EXERCISE TASK
Some lines in the records below may hold the word "Lineal"; give the number of those lines and nothing else.

DATA LISTING
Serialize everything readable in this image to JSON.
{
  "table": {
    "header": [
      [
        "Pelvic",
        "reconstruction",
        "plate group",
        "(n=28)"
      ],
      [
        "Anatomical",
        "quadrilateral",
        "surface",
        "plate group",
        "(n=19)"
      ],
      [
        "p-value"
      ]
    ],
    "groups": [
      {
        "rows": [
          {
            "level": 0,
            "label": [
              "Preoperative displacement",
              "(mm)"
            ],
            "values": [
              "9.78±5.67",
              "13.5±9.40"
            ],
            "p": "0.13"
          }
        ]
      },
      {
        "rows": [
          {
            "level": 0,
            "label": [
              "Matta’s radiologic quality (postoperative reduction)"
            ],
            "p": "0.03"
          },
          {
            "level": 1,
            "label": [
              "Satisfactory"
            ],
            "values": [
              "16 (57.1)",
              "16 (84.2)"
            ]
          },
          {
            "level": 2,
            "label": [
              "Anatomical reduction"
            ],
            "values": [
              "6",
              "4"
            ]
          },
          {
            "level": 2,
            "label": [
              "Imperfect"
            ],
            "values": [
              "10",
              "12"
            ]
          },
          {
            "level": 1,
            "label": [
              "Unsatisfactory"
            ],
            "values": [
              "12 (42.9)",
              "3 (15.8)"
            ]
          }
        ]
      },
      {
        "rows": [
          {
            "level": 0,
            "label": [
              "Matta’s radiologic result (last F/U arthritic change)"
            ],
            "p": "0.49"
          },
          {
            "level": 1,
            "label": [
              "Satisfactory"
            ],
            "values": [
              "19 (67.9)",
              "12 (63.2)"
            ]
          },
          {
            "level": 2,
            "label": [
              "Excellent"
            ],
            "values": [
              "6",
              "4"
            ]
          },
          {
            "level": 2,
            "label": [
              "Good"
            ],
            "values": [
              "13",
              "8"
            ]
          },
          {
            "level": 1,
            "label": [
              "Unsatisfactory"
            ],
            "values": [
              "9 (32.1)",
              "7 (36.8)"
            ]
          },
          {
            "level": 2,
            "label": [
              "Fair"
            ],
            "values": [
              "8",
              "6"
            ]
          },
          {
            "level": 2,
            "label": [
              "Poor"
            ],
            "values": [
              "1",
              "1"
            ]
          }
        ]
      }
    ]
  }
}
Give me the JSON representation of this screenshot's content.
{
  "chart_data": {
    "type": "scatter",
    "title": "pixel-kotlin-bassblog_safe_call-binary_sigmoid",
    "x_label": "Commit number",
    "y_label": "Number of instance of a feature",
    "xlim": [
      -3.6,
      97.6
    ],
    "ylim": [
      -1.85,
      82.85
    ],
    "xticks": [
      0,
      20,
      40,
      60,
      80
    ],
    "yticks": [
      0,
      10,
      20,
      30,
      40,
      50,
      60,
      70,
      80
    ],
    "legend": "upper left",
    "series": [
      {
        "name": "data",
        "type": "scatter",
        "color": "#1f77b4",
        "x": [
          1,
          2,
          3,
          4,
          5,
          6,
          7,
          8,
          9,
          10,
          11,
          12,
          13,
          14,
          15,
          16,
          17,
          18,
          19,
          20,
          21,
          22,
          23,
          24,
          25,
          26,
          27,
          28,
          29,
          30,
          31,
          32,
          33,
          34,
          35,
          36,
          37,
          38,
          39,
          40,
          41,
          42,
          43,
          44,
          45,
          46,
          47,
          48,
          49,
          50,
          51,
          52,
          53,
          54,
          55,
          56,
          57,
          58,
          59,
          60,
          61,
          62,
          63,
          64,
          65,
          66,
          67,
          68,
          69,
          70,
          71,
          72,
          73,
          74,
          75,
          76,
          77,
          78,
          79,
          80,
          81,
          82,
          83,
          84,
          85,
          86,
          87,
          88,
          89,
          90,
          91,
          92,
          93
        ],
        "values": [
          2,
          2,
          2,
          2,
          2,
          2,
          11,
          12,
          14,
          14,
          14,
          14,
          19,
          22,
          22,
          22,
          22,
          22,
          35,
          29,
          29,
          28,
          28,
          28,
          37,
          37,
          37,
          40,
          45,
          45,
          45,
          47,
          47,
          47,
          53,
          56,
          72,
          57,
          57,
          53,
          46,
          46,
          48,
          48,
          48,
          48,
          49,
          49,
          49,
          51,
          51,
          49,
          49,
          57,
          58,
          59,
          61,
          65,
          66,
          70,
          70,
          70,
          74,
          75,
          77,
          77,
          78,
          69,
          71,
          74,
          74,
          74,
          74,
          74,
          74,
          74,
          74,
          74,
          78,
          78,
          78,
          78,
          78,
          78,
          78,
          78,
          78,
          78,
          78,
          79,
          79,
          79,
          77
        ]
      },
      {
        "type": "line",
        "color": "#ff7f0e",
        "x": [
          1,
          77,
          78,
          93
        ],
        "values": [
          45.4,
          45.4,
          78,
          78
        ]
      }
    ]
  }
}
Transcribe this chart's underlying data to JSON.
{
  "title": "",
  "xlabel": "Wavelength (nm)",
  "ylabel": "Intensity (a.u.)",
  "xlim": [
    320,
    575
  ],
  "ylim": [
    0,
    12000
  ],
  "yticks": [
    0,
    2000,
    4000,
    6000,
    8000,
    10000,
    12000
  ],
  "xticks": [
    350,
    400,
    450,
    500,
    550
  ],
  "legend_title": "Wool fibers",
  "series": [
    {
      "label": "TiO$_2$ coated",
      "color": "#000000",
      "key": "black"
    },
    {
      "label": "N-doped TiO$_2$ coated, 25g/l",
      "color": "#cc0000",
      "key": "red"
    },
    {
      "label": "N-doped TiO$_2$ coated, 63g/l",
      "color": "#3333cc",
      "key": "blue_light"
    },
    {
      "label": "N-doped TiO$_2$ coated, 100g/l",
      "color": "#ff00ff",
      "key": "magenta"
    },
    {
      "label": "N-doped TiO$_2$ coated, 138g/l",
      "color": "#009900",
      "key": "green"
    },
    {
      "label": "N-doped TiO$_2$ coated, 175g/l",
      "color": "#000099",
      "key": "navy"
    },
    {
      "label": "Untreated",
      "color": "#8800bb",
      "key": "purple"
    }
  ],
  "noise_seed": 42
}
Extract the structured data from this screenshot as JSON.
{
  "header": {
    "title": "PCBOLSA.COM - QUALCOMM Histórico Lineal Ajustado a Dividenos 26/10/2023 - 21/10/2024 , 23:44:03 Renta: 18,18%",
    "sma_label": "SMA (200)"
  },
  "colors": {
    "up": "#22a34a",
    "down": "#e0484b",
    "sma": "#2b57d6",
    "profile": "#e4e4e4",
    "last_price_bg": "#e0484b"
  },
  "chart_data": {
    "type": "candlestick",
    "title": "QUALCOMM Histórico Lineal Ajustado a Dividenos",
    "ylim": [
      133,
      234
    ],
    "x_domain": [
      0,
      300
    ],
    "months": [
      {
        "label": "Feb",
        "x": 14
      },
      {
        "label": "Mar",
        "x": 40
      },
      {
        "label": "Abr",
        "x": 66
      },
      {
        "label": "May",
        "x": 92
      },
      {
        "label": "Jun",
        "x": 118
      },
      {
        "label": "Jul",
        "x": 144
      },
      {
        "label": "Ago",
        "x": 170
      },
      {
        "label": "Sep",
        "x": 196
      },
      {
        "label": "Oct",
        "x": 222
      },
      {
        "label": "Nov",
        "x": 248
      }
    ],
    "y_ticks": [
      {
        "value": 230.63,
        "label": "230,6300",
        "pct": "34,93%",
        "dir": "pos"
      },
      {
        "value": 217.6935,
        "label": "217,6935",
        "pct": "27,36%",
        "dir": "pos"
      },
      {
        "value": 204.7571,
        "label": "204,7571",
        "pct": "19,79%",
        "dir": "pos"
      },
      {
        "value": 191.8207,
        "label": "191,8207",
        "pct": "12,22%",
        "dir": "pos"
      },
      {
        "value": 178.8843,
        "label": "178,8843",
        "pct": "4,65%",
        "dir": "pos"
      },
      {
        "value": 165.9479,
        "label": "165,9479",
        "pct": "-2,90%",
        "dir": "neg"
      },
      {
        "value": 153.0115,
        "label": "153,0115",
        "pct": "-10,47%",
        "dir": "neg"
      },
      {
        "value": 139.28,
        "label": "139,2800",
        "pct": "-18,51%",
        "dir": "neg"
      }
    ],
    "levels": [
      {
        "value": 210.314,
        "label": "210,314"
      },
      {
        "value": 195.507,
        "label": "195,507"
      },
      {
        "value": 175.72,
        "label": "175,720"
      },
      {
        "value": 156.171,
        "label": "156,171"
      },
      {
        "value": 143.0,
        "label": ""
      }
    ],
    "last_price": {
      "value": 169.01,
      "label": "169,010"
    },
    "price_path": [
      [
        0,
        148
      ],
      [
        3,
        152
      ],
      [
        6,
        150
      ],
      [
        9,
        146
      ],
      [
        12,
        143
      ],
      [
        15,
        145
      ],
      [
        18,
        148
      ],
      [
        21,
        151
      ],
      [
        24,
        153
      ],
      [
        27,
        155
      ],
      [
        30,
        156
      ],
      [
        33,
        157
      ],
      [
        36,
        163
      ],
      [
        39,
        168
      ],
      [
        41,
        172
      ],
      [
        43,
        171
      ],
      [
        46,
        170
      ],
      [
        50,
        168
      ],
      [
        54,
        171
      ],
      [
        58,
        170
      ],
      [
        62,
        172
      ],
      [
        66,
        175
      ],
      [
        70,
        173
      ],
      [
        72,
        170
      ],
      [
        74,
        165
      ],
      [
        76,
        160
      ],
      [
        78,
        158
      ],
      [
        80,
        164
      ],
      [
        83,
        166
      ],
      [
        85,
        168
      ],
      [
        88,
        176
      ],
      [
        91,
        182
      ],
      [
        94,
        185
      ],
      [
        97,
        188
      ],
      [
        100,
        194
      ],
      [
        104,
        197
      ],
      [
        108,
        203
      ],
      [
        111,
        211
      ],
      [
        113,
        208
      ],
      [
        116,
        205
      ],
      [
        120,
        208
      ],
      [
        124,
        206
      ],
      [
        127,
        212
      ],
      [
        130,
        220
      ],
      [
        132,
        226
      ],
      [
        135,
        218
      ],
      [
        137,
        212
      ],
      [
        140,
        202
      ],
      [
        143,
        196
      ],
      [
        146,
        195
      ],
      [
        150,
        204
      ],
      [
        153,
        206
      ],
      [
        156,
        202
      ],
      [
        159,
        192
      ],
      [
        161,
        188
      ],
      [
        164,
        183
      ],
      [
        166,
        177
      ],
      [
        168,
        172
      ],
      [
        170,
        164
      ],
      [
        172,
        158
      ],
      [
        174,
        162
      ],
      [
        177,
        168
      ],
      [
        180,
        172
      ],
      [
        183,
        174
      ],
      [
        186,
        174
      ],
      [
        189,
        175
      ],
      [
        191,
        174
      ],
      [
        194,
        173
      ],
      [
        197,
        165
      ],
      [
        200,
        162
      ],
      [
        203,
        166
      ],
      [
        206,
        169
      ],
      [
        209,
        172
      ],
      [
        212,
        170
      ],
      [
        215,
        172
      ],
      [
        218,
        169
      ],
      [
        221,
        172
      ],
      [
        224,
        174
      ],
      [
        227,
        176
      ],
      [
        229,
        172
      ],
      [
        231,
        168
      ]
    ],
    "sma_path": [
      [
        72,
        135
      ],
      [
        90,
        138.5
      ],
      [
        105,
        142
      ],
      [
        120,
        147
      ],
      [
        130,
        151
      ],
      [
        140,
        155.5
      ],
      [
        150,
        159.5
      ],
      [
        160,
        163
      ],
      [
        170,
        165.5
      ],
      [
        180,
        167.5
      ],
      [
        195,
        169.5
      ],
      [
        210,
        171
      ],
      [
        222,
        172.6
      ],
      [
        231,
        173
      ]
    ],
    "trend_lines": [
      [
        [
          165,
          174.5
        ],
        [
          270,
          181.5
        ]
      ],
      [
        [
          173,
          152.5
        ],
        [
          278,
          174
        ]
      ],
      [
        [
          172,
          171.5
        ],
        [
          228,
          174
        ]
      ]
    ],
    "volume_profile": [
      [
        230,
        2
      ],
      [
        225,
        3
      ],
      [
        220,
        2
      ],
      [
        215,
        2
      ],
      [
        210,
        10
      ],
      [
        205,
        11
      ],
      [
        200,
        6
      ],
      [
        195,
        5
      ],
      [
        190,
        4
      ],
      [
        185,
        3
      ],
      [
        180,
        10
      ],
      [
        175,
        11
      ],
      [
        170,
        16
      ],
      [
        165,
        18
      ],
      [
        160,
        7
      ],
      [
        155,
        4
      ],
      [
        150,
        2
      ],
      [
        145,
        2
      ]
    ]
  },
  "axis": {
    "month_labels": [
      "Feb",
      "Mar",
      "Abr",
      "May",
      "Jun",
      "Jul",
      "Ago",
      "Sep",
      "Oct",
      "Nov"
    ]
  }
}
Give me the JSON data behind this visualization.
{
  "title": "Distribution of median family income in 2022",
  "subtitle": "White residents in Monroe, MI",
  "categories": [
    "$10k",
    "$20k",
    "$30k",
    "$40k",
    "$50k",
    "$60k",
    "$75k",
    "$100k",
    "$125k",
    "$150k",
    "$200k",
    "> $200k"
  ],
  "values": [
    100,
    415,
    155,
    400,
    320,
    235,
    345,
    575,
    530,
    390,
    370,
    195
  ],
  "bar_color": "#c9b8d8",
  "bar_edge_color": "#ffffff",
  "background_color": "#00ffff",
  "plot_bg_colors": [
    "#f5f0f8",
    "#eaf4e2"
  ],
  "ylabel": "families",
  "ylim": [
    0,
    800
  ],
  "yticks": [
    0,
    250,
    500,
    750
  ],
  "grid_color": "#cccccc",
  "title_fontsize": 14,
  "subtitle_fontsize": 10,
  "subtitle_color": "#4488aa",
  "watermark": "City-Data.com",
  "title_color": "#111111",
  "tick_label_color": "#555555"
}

ANSWER FOR THIS EXERCISE
2